**EXERCISE:** Reply with one number: the count of lines in the listing that contain the string "down".

─── RECORDS PROVIDED ───

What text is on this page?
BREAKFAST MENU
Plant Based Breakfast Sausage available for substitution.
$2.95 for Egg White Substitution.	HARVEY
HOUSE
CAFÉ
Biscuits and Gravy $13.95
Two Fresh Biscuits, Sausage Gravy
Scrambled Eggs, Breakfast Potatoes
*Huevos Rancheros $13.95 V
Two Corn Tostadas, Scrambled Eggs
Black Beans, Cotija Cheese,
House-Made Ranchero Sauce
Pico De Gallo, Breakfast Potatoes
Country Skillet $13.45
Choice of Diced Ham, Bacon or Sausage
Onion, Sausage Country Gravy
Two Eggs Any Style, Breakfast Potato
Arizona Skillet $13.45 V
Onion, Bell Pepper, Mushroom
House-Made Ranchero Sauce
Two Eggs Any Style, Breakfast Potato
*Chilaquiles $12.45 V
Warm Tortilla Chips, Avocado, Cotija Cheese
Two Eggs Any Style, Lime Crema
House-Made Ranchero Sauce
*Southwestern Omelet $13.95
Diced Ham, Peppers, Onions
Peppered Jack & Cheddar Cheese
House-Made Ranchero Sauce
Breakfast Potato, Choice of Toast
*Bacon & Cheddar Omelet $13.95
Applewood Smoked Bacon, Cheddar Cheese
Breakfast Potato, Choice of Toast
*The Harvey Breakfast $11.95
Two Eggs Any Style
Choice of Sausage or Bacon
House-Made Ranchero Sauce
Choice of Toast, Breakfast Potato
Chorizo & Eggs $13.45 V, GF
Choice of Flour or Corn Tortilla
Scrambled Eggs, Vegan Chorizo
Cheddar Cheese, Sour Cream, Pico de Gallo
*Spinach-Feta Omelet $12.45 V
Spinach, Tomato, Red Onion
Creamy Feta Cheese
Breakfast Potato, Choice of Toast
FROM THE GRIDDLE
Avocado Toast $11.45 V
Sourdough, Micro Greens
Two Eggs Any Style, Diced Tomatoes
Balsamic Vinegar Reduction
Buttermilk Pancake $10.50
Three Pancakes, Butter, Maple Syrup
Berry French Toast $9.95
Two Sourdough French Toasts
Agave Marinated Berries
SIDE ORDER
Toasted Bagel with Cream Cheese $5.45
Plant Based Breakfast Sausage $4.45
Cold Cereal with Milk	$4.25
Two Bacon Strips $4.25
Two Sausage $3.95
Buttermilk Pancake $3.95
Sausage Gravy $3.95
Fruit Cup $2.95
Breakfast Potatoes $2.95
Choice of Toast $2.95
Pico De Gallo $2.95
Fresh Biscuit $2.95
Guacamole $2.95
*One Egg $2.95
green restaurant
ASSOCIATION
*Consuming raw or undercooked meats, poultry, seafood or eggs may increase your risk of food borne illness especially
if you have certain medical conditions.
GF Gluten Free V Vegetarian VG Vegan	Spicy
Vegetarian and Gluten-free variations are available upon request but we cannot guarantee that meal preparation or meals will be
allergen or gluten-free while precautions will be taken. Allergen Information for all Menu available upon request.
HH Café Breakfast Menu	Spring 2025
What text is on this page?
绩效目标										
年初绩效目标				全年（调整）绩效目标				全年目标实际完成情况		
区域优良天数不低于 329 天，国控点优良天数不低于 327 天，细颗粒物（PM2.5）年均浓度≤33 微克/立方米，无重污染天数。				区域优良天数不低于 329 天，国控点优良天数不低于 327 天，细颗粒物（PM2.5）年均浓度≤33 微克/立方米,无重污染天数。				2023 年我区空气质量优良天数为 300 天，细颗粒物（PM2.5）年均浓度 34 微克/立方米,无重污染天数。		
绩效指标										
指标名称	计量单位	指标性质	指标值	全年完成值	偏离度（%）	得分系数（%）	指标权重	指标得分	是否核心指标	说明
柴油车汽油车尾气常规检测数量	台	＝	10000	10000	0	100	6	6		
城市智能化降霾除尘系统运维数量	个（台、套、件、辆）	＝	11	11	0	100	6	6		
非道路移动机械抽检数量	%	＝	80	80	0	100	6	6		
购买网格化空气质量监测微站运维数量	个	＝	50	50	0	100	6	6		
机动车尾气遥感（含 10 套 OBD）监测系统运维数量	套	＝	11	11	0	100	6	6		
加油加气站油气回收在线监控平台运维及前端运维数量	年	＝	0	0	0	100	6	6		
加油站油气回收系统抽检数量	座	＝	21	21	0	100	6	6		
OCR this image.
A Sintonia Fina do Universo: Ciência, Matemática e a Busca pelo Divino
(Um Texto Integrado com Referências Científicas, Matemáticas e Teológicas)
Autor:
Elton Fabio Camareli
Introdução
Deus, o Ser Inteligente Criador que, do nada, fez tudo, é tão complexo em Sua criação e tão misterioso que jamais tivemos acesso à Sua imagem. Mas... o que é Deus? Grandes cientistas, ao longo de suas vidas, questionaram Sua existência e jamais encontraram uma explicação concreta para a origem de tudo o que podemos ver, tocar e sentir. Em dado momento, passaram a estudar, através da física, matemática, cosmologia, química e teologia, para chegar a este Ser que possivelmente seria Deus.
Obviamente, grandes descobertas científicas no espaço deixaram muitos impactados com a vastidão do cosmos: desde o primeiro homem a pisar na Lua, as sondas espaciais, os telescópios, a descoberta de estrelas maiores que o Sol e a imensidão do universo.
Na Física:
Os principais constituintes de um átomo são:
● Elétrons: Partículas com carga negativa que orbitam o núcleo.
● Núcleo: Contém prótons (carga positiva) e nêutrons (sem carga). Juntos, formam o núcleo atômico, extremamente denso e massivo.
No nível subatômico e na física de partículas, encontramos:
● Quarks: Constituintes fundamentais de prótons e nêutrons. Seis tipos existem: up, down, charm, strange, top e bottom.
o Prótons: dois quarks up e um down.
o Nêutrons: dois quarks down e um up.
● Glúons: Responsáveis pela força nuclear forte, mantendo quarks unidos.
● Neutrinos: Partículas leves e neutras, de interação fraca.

───

**WORKED ANSWER:** 3